Dataset records:
____________

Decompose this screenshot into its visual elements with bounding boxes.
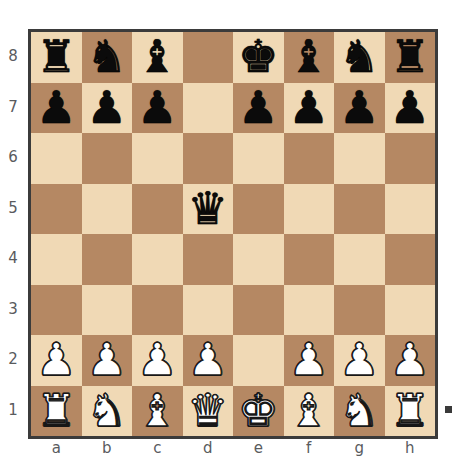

____________

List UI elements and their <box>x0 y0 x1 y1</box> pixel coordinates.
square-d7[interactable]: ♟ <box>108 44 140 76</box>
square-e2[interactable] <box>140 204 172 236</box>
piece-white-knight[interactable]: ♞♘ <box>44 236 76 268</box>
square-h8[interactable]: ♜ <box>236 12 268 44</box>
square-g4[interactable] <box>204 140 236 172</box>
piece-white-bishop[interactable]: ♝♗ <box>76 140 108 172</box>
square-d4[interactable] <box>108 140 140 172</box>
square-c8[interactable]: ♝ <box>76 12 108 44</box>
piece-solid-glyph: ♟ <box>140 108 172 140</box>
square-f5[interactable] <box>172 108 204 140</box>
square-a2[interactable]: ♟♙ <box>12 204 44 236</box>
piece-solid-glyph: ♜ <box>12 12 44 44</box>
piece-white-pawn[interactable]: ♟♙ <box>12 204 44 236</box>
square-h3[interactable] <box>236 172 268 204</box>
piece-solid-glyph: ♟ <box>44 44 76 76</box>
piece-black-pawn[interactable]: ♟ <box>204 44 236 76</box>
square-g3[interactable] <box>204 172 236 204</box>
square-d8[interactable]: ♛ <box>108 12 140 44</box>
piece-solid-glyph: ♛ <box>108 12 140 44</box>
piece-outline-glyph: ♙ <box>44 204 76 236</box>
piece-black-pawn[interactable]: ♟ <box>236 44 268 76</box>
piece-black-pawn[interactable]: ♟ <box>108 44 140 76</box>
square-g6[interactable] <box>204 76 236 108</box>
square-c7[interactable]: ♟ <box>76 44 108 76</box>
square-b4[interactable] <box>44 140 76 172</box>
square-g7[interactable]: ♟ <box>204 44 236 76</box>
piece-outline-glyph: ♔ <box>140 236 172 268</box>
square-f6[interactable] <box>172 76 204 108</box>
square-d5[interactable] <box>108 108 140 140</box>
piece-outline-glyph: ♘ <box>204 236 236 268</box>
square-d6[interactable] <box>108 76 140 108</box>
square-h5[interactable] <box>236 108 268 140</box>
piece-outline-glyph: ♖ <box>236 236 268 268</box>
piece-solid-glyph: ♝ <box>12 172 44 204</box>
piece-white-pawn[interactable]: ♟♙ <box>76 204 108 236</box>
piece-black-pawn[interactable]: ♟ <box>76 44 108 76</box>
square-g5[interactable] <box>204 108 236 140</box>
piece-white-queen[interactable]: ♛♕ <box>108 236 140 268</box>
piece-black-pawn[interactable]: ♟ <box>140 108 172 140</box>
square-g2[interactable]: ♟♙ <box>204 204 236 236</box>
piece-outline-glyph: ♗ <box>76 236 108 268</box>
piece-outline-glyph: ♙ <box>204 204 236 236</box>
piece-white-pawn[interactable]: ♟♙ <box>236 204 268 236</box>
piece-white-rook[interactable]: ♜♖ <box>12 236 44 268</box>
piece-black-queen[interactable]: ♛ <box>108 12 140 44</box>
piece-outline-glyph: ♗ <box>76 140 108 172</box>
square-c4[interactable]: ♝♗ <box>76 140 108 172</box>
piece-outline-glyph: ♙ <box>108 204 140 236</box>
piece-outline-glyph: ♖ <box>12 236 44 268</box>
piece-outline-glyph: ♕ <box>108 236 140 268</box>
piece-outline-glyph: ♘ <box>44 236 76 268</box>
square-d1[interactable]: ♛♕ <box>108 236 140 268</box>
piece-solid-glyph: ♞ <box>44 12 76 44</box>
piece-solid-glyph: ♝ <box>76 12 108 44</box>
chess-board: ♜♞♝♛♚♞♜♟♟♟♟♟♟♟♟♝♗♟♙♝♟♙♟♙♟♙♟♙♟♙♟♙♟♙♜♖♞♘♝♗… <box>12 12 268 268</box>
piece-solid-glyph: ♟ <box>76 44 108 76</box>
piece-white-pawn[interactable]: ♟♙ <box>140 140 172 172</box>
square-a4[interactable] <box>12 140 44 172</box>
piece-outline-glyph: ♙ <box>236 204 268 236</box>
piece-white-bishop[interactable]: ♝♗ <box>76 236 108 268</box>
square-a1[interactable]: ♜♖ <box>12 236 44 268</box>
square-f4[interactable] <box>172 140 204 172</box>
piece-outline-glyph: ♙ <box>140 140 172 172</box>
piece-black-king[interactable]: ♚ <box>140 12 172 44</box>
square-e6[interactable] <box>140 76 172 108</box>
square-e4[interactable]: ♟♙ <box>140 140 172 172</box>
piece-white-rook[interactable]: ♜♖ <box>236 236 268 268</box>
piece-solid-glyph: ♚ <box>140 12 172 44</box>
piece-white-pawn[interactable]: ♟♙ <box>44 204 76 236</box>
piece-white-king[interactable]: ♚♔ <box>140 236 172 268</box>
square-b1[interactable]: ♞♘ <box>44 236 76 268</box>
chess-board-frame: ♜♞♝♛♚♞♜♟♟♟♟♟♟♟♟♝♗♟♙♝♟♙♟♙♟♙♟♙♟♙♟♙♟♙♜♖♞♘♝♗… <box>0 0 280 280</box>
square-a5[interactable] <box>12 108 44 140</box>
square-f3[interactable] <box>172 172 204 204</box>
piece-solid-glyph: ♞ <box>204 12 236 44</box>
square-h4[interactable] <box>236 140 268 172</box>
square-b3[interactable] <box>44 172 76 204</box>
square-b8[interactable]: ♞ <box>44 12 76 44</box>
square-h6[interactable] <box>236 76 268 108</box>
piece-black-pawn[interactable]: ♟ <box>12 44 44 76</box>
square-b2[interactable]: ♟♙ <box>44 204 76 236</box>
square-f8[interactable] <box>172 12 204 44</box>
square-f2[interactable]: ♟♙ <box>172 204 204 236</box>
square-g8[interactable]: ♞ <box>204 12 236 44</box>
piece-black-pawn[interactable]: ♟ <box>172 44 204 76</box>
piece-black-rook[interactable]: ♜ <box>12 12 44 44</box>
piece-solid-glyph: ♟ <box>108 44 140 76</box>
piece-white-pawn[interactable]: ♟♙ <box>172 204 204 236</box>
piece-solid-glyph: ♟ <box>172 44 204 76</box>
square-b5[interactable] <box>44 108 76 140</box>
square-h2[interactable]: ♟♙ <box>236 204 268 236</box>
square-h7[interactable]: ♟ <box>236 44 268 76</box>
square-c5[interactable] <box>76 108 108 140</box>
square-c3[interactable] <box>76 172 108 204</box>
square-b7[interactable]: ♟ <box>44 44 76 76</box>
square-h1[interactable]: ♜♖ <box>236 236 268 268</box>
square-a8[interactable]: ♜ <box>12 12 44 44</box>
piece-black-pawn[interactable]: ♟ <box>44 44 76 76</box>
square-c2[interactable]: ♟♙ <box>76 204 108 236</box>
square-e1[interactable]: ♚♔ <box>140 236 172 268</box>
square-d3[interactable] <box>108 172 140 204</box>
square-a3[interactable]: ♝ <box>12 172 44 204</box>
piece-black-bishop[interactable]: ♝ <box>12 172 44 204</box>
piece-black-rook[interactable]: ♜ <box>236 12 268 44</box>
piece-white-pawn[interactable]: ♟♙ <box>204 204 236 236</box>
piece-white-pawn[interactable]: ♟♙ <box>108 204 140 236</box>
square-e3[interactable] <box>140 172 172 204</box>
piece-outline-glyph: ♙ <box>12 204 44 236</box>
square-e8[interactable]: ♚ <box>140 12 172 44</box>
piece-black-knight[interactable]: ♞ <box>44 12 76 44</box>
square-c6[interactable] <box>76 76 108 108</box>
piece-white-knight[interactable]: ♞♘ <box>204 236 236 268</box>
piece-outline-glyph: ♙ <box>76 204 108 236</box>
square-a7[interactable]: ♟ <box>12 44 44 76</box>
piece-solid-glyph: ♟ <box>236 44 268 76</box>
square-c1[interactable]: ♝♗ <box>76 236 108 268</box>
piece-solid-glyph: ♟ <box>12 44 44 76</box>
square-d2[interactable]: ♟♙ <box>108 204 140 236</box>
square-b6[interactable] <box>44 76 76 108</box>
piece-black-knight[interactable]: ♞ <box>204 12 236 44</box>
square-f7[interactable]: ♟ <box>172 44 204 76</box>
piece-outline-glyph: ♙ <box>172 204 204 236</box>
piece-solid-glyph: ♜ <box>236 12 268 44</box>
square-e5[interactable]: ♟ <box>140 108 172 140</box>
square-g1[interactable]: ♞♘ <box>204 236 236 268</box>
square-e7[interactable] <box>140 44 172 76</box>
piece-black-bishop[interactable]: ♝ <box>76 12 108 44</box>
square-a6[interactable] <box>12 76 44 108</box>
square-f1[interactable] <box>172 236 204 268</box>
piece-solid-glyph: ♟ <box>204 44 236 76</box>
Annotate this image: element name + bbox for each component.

____________

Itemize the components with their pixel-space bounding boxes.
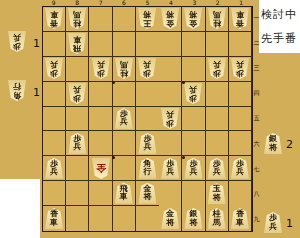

____________

Exercise task: Echo the part of the listing that opens with the line containing "List UI elements" and closes with the line containing "square-g4[interactable] <box>204 140", both lines included.

Answer to this problem:
List UI elements and their <box>x0 y0 x1 y1</box> pixel coordinates.
square-d7[interactable]: ♟ <box>108 44 140 76</box>
square-e2[interactable] <box>140 204 172 236</box>
piece-white-knight[interactable]: ♞♘ <box>44 236 76 268</box>
square-h8[interactable]: ♜ <box>236 12 268 44</box>
square-g4[interactable] <box>204 140 236 172</box>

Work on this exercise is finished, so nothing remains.